* _Given information_

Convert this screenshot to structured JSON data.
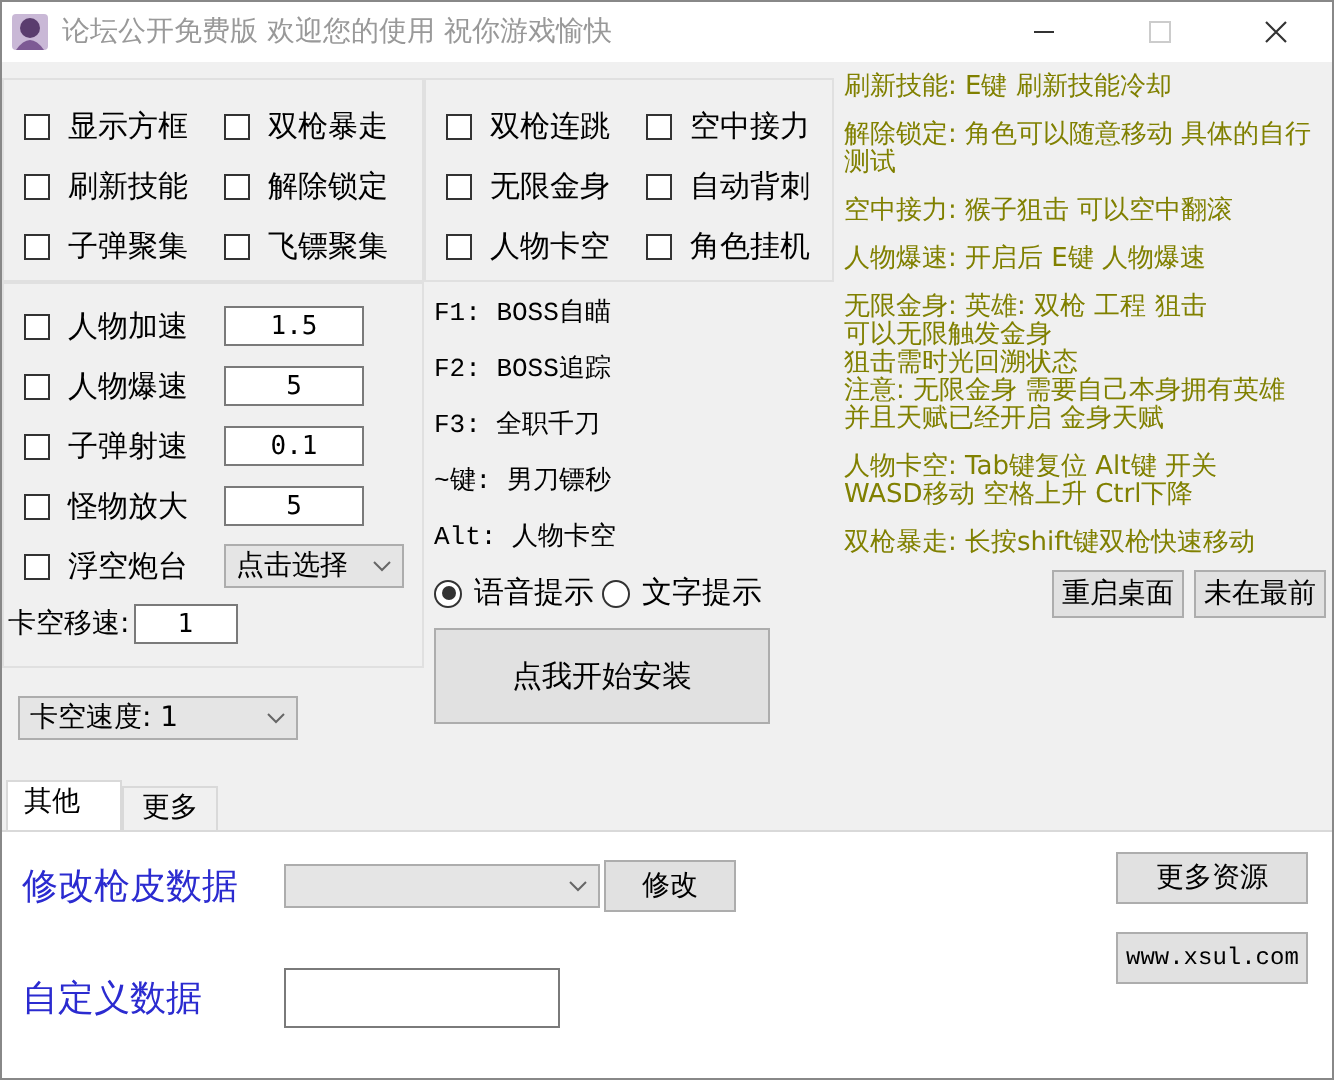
{
  "window": {
    "title": "论坛公开免费版 欢迎您的使用 祝你游戏愉快"
  },
  "option_groups": [
    {
      "options": [
        {
          "label": "显示方框",
          "checked": false
        },
        {
          "label": "双枪暴走",
          "checked": false
        },
        {
          "label": "刷新技能",
          "checked": false
        },
        {
          "label": "解除锁定",
          "checked": false
        },
        {
          "label": "子弹聚集",
          "checked": false
        },
        {
          "label": "飞镖聚集",
          "checked": false
        }
      ]
    },
    {
      "options": [
        {
          "label": "双枪连跳",
          "checked": false
        },
        {
          "label": "空中接力",
          "checked": false
        },
        {
          "label": "无限金身",
          "checked": false
        },
        {
          "label": "自动背刺",
          "checked": false
        },
        {
          "label": "人物卡空",
          "checked": false
        },
        {
          "label": "角色挂机",
          "checked": false
        }
      ]
    }
  ],
  "speed_settings": [
    {
      "kind": "input",
      "label": "人物加速",
      "checked": false,
      "value": "1.5"
    },
    {
      "kind": "input",
      "label": "人物爆速",
      "checked": false,
      "value": "5"
    },
    {
      "kind": "input",
      "label": "子弹射速",
      "checked": false,
      "value": "0.1"
    },
    {
      "kind": "input",
      "label": "怪物放大",
      "checked": false,
      "value": "5"
    },
    {
      "kind": "select",
      "label": "浮空炮台",
      "checked": false,
      "value": "点击选择"
    }
  ],
  "move_speed": {
    "label": "卡空移速:",
    "value": "1"
  },
  "speed_select": {
    "value": "卡空速度: 1"
  },
  "hotkeys": [
    "F1: BOSS自瞄",
    "F2: BOSS追踪",
    "F3: 全职千刀",
    "~键: 男刀镖秒",
    "Alt: 人物卡空"
  ],
  "prompts": [
    {
      "label": "语音提示",
      "selected": true
    },
    {
      "label": "文字提示",
      "selected": false
    }
  ],
  "install_button": "点我开始安装",
  "notes": [
    {
      "lines": [
        "刷新技能: E键 刷新技能冷却"
      ]
    },
    {
      "lines": [
        "解除锁定: 角色可以随意移动 具体的自行测试"
      ]
    },
    {
      "lines": [
        "空中接力: 猴子狙击 可以空中翻滚"
      ]
    },
    {
      "lines": [
        "人物爆速: 开启后 E键 人物爆速"
      ]
    },
    {
      "lines": [
        "无限金身: 英雄: 双枪 工程 狙击",
        "可以无限触发金身",
        "狙击需时光回溯状态",
        "注意: 无限金身 需要自己本身拥有英雄",
        "并且天赋已经开启 金身天赋"
      ]
    },
    {
      "lines": [
        "人物卡空:  Tab键复位 Alt键 开关",
        "WASD移动 空格上升 Ctrl下降"
      ]
    },
    {
      "lines": [
        "双枪暴走: 长按shift键双枪快速移动"
      ]
    }
  ],
  "side_buttons": [
    "重启桌面",
    "未在最前"
  ],
  "tabs": [
    {
      "label": "其他",
      "selected": true
    },
    {
      "label": "更多",
      "selected": false
    }
  ],
  "tab_panel": {
    "skin": {
      "label": "修改枪皮数据",
      "button": "修改"
    },
    "custom": {
      "label": "自定义数据"
    },
    "links": [
      "更多资源",
      "www.xsul.com"
    ]
  }
}
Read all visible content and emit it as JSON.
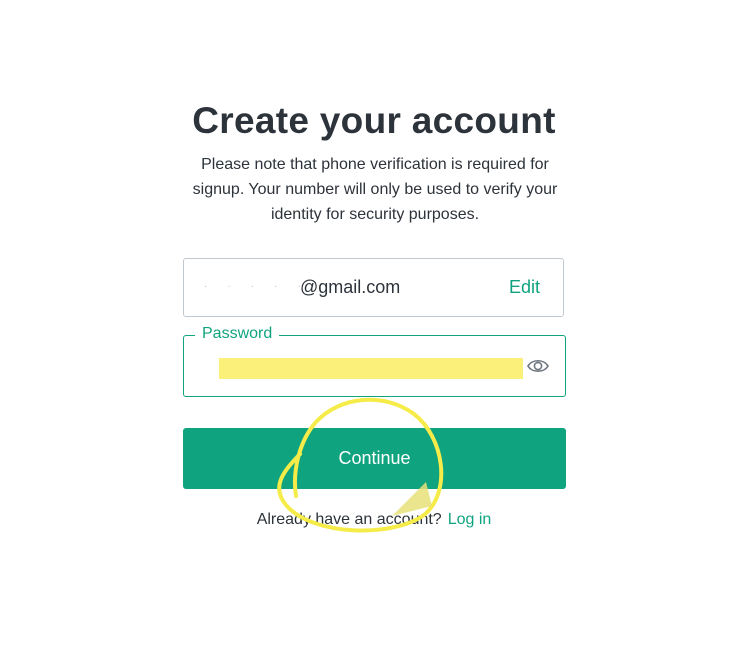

* _What to work on_
Return the listing above word for word, with the pictures removed.

* _The response_
Convert this screenshot to structured JSON data.
{
  "window": {
    "title": "论坛公开免费版 欢迎您的使用 祝你游戏愉快"
  },
  "option_groups": [
    {
      "options": [
        {
          "label": "显示方框",
          "checked": false
        },
        {
          "label": "双枪暴走",
          "checked": false
        },
        {
          "label": "刷新技能",
          "checked": false
        },
        {
          "label": "解除锁定",
          "checked": false
        },
        {
          "label": "子弹聚集",
          "checked": false
        },
        {
          "label": "飞镖聚集",
          "checked": false
        }
      ]
    },
    {
      "options": [
        {
          "label": "双枪连跳",
          "checked": false
        },
        {
          "label": "空中接力",
          "checked": false
        },
        {
          "label": "无限金身",
          "checked": false
        },
        {
          "label": "自动背刺",
          "checked": false
        },
        {
          "label": "人物卡空",
          "checked": false
        },
        {
          "label": "角色挂机",
          "checked": false
        }
      ]
    }
  ],
  "speed_settings": [
    {
      "kind": "input",
      "label": "人物加速",
      "checked": false,
      "value": "1.5"
    },
    {
      "kind": "input",
      "label": "人物爆速",
      "checked": false,
      "value": "5"
    },
    {
      "kind": "input",
      "label": "子弹射速",
      "checked": false,
      "value": "0.1"
    },
    {
      "kind": "input",
      "label": "怪物放大",
      "checked": false,
      "value": "5"
    },
    {
      "kind": "select",
      "label": "浮空炮台",
      "checked": false,
      "value": "点击选择"
    }
  ],
  "move_speed": {
    "label": "卡空移速:",
    "value": "1"
  },
  "speed_select": {
    "value": "卡空速度: 1"
  },
  "hotkeys": [
    "F1: BOSS自瞄",
    "F2: BOSS追踪",
    "F3: 全职千刀",
    "~键: 男刀镖秒",
    "Alt: 人物卡空"
  ],
  "prompts": [
    {
      "label": "语音提示",
      "selected": true
    },
    {
      "label": "文字提示",
      "selected": false
    }
  ],
  "install_button": "点我开始安装",
  "notes": [
    {
      "lines": [
        "刷新技能: E键 刷新技能冷却"
      ]
    },
    {
      "lines": [
        "解除锁定: 角色可以随意移动 具体的自行测试"
      ]
    },
    {
      "lines": [
        "空中接力: 猴子狙击 可以空中翻滚"
      ]
    },
    {
      "lines": [
        "人物爆速: 开启后 E键 人物爆速"
      ]
    },
    {
      "lines": [
        "无限金身: 英雄: 双枪 工程 狙击",
        "可以无限触发金身",
        "狙击需时光回溯状态",
        "注意: 无限金身 需要自己本身拥有英雄",
        "并且天赋已经开启 金身天赋"
      ]
    },
    {
      "lines": [
        "人物卡空:  Tab键复位 Alt键 开关",
        "WASD移动 空格上升 Ctrl下降"
      ]
    },
    {
      "lines": [
        "双枪暴走: 长按shift键双枪快速移动"
      ]
    }
  ],
  "side_buttons": [
    "重启桌面",
    "未在最前"
  ],
  "tabs": [
    {
      "label": "其他",
      "selected": true
    },
    {
      "label": "更多",
      "selected": false
    }
  ],
  "tab_panel": {
    "skin": {
      "label": "修改枪皮数据",
      "button": "修改"
    },
    "custom": {
      "label": "自定义数据"
    },
    "links": [
      "更多资源",
      "www.xsul.com"
    ]
  }
}
Read all visible content and emit it as JSON.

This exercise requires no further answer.